DESCRIPTION OF THE TASK: All the entries need to be quoted exactly, apart from the pictures, which you should drop.

STORED ROWS:
+ + + + + + +
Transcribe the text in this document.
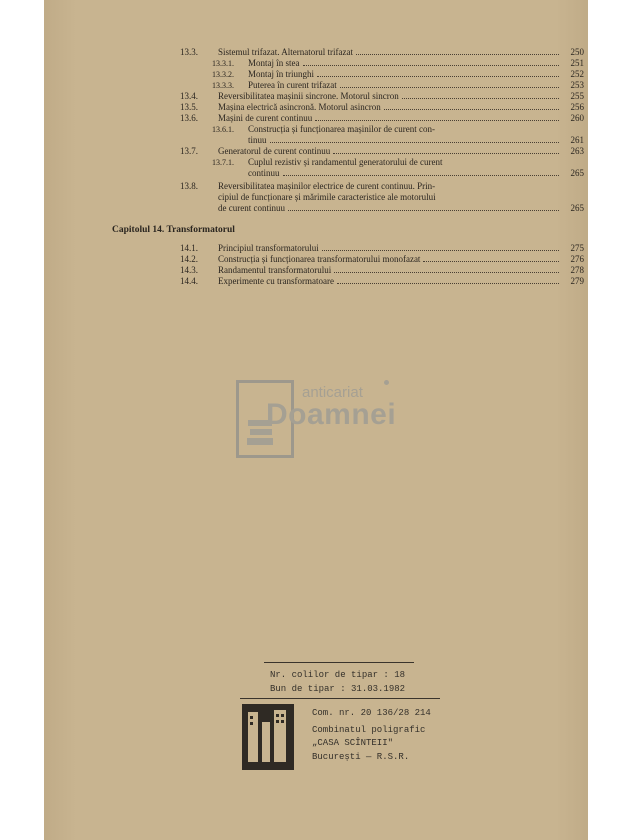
13.3.	Sistemul trifazat. Alternatorul trifazat	250
13.3.1.	Montaj în stea	251
13.3.2.	Montaj în triunghi	252
13.3.3.	Puterea în curent trifazat	253
13.4.	Reversibilitatea mașinii sincrone. Motorul sincron	255
13.5.	Mașina electrică asincronă. Motorul asincron	256
13.6.	Mașini de curent continuu	260
13.6.1.	Construcția și funcționarea mașinilor de curent con-
tinuu	261
13.7.	Generatorul de curent continuu	263
13.7.1.	Cuplul rezistiv și randamentul generatorului de curent
continuu	265
13.8.	Reversibilitatea mașinilor electrice de curent continuu. Prin-
cipiul de funcționare și mărimile caracteristice ale motorului
de curent continuu	265
Capitolul 14. Transformatorul
14.1.	Principiul transformatorului	275
14.2.	Construcția și funcționarea transformatorului monofazat	276
14.3.	Randamentul transformatorului	278
14.4.	Experimente cu transformatoare	279
anticariat
Doamnei
Nr. colilor de tipar : 18
Bun de tipar : 31.03.1982
Com. nr. 20 136/28 214
Combinatul poligrafic
„CASA SCÎNTEII"
București — R.S.R.
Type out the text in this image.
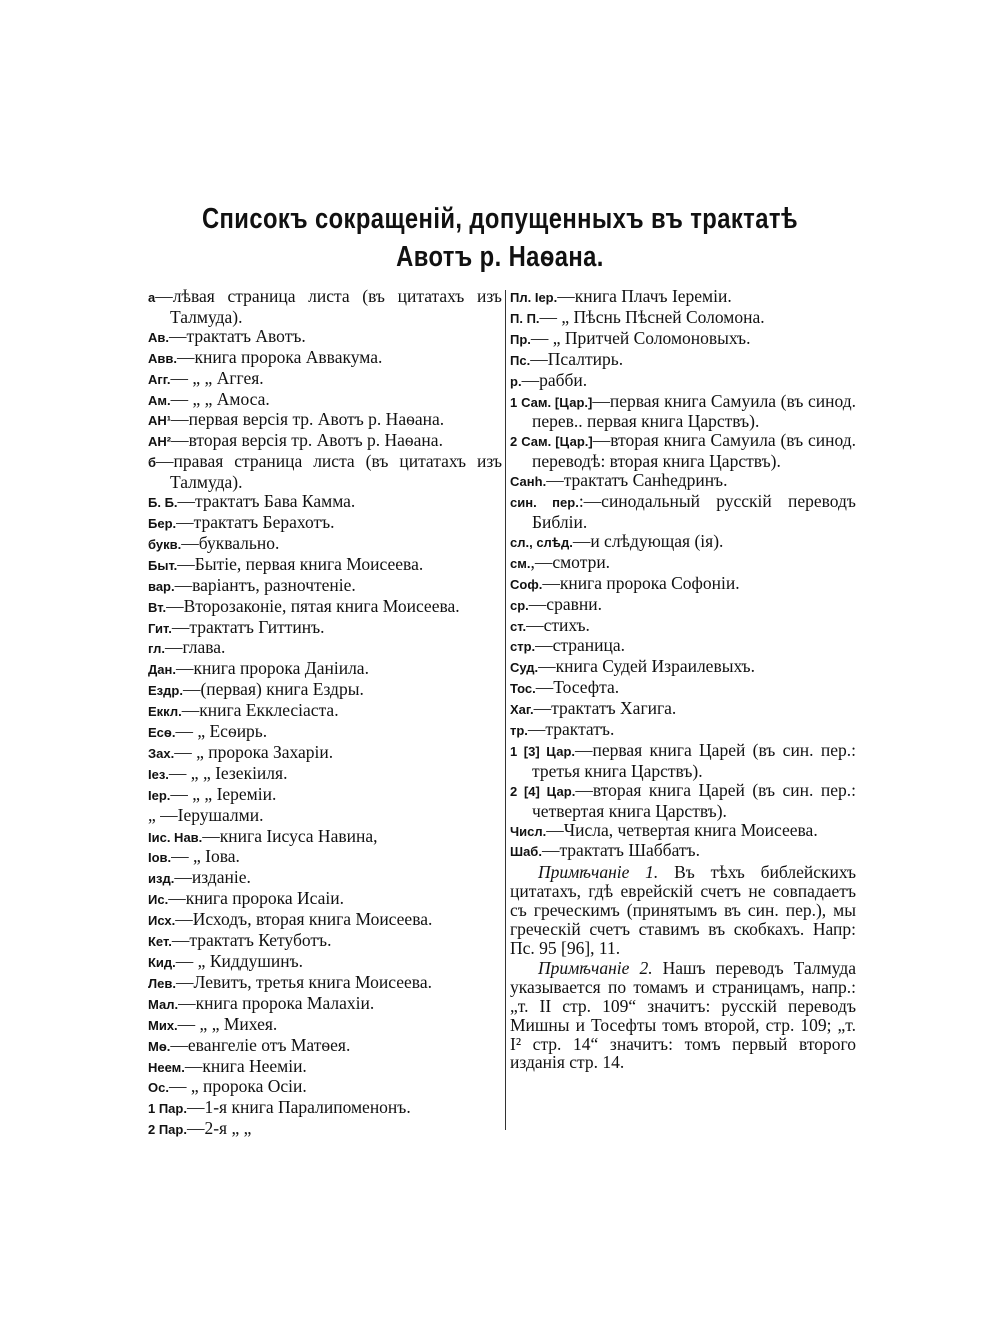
Списокъ сокращеній, допущенныхъ въ трактатѣ
Авотъ р. Наѳана.
а—лѣвая страница листа (въ цитатахъ изъ Талмуда).
Ав.—трактатъ Авотъ.
Авв.—книга пророка Аввакума.
Агг.— „ „ Аггея.
Ам.— „ „ Амоса.
АН¹—первая версія тр. Авотъ р. Наѳана.
АН²—вторая версія тр. Авотъ р. Наѳана.
б—правая страница листа (въ цитатахъ изъ Талмуда).
Б. Б.—трактатъ Бава Камма.
Бер.—трактатъ Берахотъ.
букв.—буквально.
Быт.—Бытіе, первая книга Моисеева.
вар.—варіантъ, разночтеніе.
Вт.—Второзаконіе, пятая книга Моисеева.
Гит.—трактатъ Гиттинъ.
гл.—глава.
Дан.—книга пророка Даніила.
Ездр.—(первая) книга Ездры.
Еккл.—книга Екклесіаста.
Есѳ.— „ Есѳирь.
Зах.— „ пророка Захаріи.
Іез.— „ „ Іезекіиля.
Іер.— „ „ Іереміи.
„ —Іерушалми.
Іис. Нав.—книга Іисуса Навина,
Іов.— „ Іова.
изд.—изданіе.
Ис.—книга пророка Исаіи.
Исх.—Исходъ, вторая книга Моисеева.
Кет.—трактатъ Кетуботъ.
Кид.— „ Киддушинъ.
Лев.—Левитъ, третья книга Моисеева.
Мал.—книга пророка Малахіи.
Мих.— „ „ Михея.
Мѳ.—евангеліе отъ Матѳея.
Неем.—книга Нееміи.
Ос.— „ пророка Осіи.
1 Пар.—1-я книга Паралипоменонъ.
2 Пар.—2-я „ „
Пл. Іер.—книга Плачъ Іереміи.
П. П.— „ Пѣснь Пѣсней Соломона.
Пр.— „ Притчей Соломоновыхъ.
Пс.—Псалтирь.
р.—рабби.
1 Сам. [Цар.]—первая книга Самуила (въ синод. перев.. первая книга Царствъ).
2 Сам. [Цар.]—вторая книга Самуила (въ синод. переводѣ: вторая книга Царствъ).
Санh.—трактатъ Санhедринъ.
син. пер.:—синодальный русскій переводъ Библіи.
сл., слѣд.—и слѣдующая (ія).
см.,—смотри.
Соф.—книга пророка Софоніи.
ср.—сравни.
ст.—стихъ.
стр.—страница.
Суд.—книга Судей Израилевыхъ.
Тос.—Тосефта.
Хаг.—трактатъ Хагига.
тр.—трактатъ.
1 [3] Цар.—первая книга Царей (въ син. пер.: третья книга Царствъ).
2 [4] Цар.—вторая книга Царей (въ син. пер.: четвертая книга Царствъ).
Числ.—Числа, четвертая книга Моисеева.
Шаб.—трактатъ Шаббатъ.
Примѣчаніе 1. Въ тѣхъ библейскихъ цитатахъ, гдѣ еврейскій счетъ не совпадаетъ съ греческимъ (принятымъ въ син. пер.), мы греческій счетъ ставимъ въ скобкахъ. Напр: Пс. 95 [96], 11.
Примѣчаніе 2. Нашъ переводъ Талмуда указывается по томамъ и страницамъ, напр.: „т. II стр. 109“ значитъ: русскій переводъ Мишны и Тосефты томъ второй, стр. 109; „т. I² стр. 14“ значитъ: томъ первый второго изданія стр. 14.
+ + + + + + +
EXERCISE OUTPUT:
Transcribe the text in this document.
13.3.	Sistemul trifazat. Alternatorul trifazat	250
13.3.1.	Montaj în stea	251
13.3.2.	Montaj în triunghi	252
13.3.3.	Puterea în curent trifazat	253
13.4.	Reversibilitatea mașinii sincrone. Motorul sincron	255
13.5.	Mașina electrică asincronă. Motorul asincron	256
13.6.	Mașini de curent continuu	260
13.6.1.	Construcția și funcționarea mașinilor de curent con-
tinuu	261
13.7.	Generatorul de curent continuu	263
13.7.1.	Cuplul rezistiv și randamentul generatorului de curent
continuu	265
13.8.	Reversibilitatea mașinilor electrice de curent continuu. Prin-
cipiul de funcționare și mărimile caracteristice ale motorului
de curent continuu	265
Capitolul 14. Transformatorul
14.1.	Principiul transformatorului	275
14.2.	Construcția și funcționarea transformatorului monofazat	276
14.3.	Randamentul transformatorului	278
14.4.	Experimente cu transformatoare	279
anticariat
Doamnei
Nr. colilor de tipar : 18
Bun de tipar : 31.03.1982
Com. nr. 20 136/28 214
Combinatul poligrafic
„CASA SCÎNTEII"
București — R.S.R.
Type out the text in this image.
Списокъ сокращеній, допущенныхъ въ трактатѣ
Авотъ р. Наѳана.
а—лѣвая страница листа (въ цитатахъ изъ Талмуда).
Ав.—трактатъ Авотъ.
Авв.—книга пророка Аввакума.
Агг.— „ „ Аггея.
Ам.— „ „ Амоса.
АН¹—первая версія тр. Авотъ р. Наѳана.
АН²—вторая версія тр. Авотъ р. Наѳана.
б—правая страница листа (въ цитатахъ изъ Талмуда).
Б. Б.—трактатъ Бава Камма.
Бер.—трактатъ Берахотъ.
букв.—буквально.
Быт.—Бытіе, первая книга Моисеева.
вар.—варіантъ, разночтеніе.
Вт.—Второзаконіе, пятая книга Моисеева.
Гит.—трактатъ Гиттинъ.
гл.—глава.
Дан.—книга пророка Даніила.
Ездр.—(первая) книга Ездры.
Еккл.—книга Екклесіаста.
Есѳ.— „ Есѳирь.
Зах.— „ пророка Захаріи.
Іез.— „ „ Іезекіиля.
Іер.— „ „ Іереміи.
„ —Іерушалми.
Іис. Нав.—книга Іисуса Навина,
Іов.— „ Іова.
изд.—изданіе.
Ис.—книга пророка Исаіи.
Исх.—Исходъ, вторая книга Моисеева.
Кет.—трактатъ Кетуботъ.
Кид.— „ Киддушинъ.
Лев.—Левитъ, третья книга Моисеева.
Мал.—книга пророка Малахіи.
Мих.— „ „ Михея.
Мѳ.—евангеліе отъ Матѳея.
Неем.—книга Нееміи.
Ос.— „ пророка Осіи.
1 Пар.—1-я книга Паралипоменонъ.
2 Пар.—2-я „ „
Пл. Іер.—книга Плачъ Іереміи.
П. П.— „ Пѣснь Пѣсней Соломона.
Пр.— „ Притчей Соломоновыхъ.
Пс.—Псалтирь.
р.—рабби.
1 Сам. [Цар.]—первая книга Самуила (въ синод. перев.. первая книга Царствъ).
2 Сам. [Цар.]—вторая книга Самуила (въ синод. переводѣ: вторая книга Царствъ).
Санh.—трактатъ Санhедринъ.
син. пер.:—синодальный русскій переводъ Библіи.
сл., слѣд.—и слѣдующая (ія).
см.,—смотри.
Соф.—книга пророка Софоніи.
ср.—сравни.
ст.—стихъ.
стр.—страница.
Суд.—книга Судей Израилевыхъ.
Тос.—Тосефта.
Хаг.—трактатъ Хагига.
тр.—трактатъ.
1 [3] Цар.—первая книга Царей (въ син. пер.: третья книга Царствъ).
2 [4] Цар.—вторая книга Царей (въ син. пер.: четвертая книга Царствъ).
Числ.—Числа, четвертая книга Моисеева.
Шаб.—трактатъ Шаббатъ.
Примѣчаніе 1. Въ тѣхъ библейскихъ цитатахъ, гдѣ еврейскій счетъ не совпадаетъ съ греческимъ (принятымъ въ син. пер.), мы греческій счетъ ставимъ въ скобкахъ. Напр: Пс. 95 [96], 11.
Примѣчаніе 2. Нашъ переводъ Талмуда указывается по томамъ и страницамъ, напр.: „т. II стр. 109“ значитъ: русскій переводъ Мишны и Тосефты томъ второй, стр. 109; „т. I² стр. 14“ значитъ: томъ первый второго изданія стр. 14.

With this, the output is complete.